» WHAT YOU ARE ASKED TO DO
Single out each line with the word "tableau" and copy it.

■ ■ ■ ■ ■

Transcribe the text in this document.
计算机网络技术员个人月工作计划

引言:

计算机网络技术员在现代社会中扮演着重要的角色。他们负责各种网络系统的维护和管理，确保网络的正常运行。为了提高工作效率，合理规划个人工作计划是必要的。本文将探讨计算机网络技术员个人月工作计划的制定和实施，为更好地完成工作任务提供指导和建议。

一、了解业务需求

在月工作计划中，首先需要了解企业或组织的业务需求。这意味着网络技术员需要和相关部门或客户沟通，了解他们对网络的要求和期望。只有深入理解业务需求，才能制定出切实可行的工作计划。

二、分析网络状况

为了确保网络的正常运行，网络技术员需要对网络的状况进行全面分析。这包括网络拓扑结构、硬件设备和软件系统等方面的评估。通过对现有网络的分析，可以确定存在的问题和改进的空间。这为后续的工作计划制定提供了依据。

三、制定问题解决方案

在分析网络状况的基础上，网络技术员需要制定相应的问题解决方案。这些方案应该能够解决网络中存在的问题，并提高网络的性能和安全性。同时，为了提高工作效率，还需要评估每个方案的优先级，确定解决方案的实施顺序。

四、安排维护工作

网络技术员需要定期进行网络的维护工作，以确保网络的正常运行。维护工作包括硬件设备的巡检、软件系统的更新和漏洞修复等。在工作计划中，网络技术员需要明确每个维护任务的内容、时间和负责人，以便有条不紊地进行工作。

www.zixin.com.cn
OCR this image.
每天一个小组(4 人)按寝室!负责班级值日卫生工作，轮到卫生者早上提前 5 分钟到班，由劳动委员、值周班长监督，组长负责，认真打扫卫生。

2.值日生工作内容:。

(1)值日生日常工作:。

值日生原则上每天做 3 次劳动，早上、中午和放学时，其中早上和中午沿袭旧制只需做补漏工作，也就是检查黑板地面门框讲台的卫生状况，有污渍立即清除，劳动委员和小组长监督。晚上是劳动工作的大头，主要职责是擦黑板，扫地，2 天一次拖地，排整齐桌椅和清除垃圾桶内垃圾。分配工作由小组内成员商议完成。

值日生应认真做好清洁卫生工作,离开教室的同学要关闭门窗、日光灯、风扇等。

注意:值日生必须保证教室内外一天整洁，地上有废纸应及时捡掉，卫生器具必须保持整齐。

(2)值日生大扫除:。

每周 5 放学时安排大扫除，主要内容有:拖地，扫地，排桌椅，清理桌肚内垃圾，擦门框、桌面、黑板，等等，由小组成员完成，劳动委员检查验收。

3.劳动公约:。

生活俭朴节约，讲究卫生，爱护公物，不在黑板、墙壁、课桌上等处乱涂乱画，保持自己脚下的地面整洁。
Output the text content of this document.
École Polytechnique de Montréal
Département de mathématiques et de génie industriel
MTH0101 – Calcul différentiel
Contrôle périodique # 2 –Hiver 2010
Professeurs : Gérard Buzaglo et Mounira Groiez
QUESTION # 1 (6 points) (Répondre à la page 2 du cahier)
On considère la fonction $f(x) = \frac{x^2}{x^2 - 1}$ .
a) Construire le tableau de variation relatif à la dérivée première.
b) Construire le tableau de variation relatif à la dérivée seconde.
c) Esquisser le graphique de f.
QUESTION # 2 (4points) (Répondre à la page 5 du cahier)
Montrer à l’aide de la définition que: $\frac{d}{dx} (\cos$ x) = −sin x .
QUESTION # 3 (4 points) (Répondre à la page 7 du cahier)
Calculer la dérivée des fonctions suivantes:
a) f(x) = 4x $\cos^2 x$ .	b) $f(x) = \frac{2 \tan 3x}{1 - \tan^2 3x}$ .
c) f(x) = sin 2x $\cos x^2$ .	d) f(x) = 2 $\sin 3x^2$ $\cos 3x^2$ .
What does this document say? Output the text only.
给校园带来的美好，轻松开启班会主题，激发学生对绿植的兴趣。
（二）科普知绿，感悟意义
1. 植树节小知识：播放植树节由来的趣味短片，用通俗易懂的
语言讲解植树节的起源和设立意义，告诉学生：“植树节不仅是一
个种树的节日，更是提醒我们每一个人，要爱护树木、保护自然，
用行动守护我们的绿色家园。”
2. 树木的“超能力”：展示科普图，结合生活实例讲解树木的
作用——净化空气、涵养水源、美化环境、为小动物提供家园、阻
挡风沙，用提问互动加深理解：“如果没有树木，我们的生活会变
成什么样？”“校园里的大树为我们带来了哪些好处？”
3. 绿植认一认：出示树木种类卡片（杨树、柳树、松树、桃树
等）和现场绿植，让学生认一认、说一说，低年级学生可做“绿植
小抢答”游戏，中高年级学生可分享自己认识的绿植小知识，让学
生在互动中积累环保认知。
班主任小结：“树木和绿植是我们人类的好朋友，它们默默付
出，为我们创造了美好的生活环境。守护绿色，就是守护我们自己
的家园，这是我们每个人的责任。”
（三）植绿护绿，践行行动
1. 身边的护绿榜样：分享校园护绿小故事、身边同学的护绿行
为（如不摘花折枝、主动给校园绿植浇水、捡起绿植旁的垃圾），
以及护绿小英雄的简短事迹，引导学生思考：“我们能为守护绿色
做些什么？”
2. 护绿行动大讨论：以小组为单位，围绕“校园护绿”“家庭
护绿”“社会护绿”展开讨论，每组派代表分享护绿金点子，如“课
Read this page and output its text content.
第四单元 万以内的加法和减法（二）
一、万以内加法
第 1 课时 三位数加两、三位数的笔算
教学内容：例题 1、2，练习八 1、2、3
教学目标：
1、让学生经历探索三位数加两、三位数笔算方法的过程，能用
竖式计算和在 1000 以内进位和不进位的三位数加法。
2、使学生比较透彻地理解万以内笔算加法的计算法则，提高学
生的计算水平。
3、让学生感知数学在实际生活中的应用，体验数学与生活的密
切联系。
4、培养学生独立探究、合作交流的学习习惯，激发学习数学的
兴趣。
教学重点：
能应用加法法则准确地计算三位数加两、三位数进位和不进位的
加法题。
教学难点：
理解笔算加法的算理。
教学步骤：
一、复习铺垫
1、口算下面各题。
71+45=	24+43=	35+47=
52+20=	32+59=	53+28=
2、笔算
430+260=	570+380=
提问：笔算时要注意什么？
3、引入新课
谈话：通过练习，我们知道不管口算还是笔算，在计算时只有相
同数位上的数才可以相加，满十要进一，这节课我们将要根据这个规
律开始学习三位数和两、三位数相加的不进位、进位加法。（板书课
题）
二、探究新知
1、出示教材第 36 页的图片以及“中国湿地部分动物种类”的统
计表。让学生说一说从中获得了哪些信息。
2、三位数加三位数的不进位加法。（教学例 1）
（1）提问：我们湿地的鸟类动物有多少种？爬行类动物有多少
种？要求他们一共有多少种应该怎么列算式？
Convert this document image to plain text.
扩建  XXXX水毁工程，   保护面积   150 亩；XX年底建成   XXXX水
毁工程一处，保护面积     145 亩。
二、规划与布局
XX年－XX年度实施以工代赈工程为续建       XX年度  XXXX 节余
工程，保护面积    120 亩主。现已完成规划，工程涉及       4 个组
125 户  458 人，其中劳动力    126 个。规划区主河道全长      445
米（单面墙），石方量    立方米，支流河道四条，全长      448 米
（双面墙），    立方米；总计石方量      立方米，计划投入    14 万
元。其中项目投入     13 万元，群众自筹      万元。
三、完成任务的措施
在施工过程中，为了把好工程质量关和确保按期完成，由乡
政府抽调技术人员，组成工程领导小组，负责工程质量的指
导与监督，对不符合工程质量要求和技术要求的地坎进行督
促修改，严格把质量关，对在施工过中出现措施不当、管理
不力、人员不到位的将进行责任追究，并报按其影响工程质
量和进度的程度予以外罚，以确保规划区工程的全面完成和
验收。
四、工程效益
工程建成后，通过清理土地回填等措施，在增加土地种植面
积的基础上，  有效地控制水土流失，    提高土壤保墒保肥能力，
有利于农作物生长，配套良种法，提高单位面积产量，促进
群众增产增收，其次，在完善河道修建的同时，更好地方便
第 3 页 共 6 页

■ ■ ■ ■ ■

» OUTPUT FOR THIS EXERCISE
a) Construire le tableau de variation relatif à la dérivée première.
b) Construire le tableau de variation relatif à la dérivée seconde.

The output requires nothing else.